━━ Source data ━━
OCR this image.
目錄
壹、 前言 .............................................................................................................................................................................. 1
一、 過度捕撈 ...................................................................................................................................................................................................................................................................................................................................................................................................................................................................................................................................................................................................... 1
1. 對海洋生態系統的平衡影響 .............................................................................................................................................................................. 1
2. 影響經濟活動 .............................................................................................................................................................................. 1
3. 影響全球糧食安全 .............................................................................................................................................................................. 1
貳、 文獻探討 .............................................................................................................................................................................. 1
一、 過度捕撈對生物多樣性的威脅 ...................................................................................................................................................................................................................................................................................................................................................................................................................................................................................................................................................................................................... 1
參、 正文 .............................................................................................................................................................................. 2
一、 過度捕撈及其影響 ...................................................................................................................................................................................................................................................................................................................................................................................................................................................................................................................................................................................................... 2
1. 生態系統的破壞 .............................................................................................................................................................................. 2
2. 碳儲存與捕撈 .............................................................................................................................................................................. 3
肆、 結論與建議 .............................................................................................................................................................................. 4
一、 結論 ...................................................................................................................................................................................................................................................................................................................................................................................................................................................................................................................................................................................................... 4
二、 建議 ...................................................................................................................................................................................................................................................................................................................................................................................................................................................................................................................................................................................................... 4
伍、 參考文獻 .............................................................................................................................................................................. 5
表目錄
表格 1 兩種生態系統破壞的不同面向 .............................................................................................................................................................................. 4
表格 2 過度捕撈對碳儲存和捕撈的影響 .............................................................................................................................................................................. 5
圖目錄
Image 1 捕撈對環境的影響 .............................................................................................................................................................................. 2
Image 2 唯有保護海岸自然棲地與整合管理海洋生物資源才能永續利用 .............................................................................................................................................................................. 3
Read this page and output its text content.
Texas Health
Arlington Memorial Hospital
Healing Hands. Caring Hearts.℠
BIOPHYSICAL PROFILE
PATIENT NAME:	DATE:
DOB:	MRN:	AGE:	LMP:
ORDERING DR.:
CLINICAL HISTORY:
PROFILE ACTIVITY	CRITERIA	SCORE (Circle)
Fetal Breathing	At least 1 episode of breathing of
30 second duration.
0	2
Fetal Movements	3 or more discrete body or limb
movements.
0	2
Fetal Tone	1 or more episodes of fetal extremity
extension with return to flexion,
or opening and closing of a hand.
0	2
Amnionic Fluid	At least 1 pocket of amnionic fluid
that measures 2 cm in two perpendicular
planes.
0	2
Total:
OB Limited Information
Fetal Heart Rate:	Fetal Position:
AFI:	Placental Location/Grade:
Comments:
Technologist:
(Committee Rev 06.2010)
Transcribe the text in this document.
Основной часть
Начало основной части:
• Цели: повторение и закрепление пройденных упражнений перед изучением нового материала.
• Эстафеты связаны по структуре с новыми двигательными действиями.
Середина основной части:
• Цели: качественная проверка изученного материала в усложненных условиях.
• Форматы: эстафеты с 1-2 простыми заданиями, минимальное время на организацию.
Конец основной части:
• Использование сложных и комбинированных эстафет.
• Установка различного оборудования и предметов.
━━━
Return each line of the records above exactly as it reads.

* **Result of this task**
OCR this image.
目錄
壹、 前言 .............................................................................................................................................................................. 1
一、 過度捕撈 ...................................................................................................................................................................................................................................................................................................................................................................................................................................................................................................................................................................................................... 1
1. 對海洋生態系統的平衡影響 .............................................................................................................................................................................. 1
2. 影響經濟活動 .............................................................................................................................................................................. 1
3. 影響全球糧食安全 .............................................................................................................................................................................. 1
貳、 文獻探討 .............................................................................................................................................................................. 1
一、 過度捕撈對生物多樣性的威脅 ...................................................................................................................................................................................................................................................................................................................................................................................................................................................................................................................................................................................................... 1
參、 正文 .............................................................................................................................................................................. 2
一、 過度捕撈及其影響 ...................................................................................................................................................................................................................................................................................................................................................................................................................................................................................................................................................................................................... 2
1. 生態系統的破壞 .............................................................................................................................................................................. 2
2. 碳儲存與捕撈 .............................................................................................................................................................................. 3
肆、 結論與建議 .............................................................................................................................................................................. 4
一、 結論 ...................................................................................................................................................................................................................................................................................................................................................................................................................................................................................................................................................................................................... 4
二、 建議 ...................................................................................................................................................................................................................................................................................................................................................................................................................................................................................................................................................................................................... 4
伍、 參考文獻 .............................................................................................................................................................................. 5
表目錄
表格 1 兩種生態系統破壞的不同面向 .............................................................................................................................................................................. 4
表格 2 過度捕撈對碳儲存和捕撈的影響 .............................................................................................................................................................................. 5
圖目錄
Image 1 捕撈對環境的影響 .............................................................................................................................................................................. 2
Image 2 唯有保護海岸自然棲地與整合管理海洋生物資源才能永續利用 .............................................................................................................................................................................. 3
Read this page and output its text content.
Texas Health
Arlington Memorial Hospital
Healing Hands. Caring Hearts.℠
BIOPHYSICAL PROFILE
PATIENT NAME:	DATE:
DOB:	MRN:	AGE:	LMP:
ORDERING DR.:
CLINICAL HISTORY:
PROFILE ACTIVITY	CRITERIA	SCORE (Circle)
Fetal Breathing	At least 1 episode of breathing of
30 second duration.
0	2
Fetal Movements	3 or more discrete body or limb
movements.
0	2
Fetal Tone	1 or more episodes of fetal extremity
extension with return to flexion,
or opening and closing of a hand.
0	2
Amnionic Fluid	At least 1 pocket of amnionic fluid
that measures 2 cm in two perpendicular
planes.
0	2
Total:
OB Limited Information
Fetal Heart Rate:	Fetal Position:
AFI:	Placental Location/Grade:
Comments:
Technologist:
(Committee Rev 06.2010)
Transcribe the text in this document.
Основной часть
Начало основной части:
• Цели: повторение и закрепление пройденных упражнений перед изучением нового материала.
• Эстафеты связаны по структуре с новыми двигательными действиями.
Середина основной части:
• Цели: качественная проверка изученного материала в усложненных условиях.
• Форматы: эстафеты с 1-2 простыми заданиями, минимальное время на организацию.
Конец основной части:
• Использование сложных и комбинированных эстафет.
• Установка различного оборудования и предметов.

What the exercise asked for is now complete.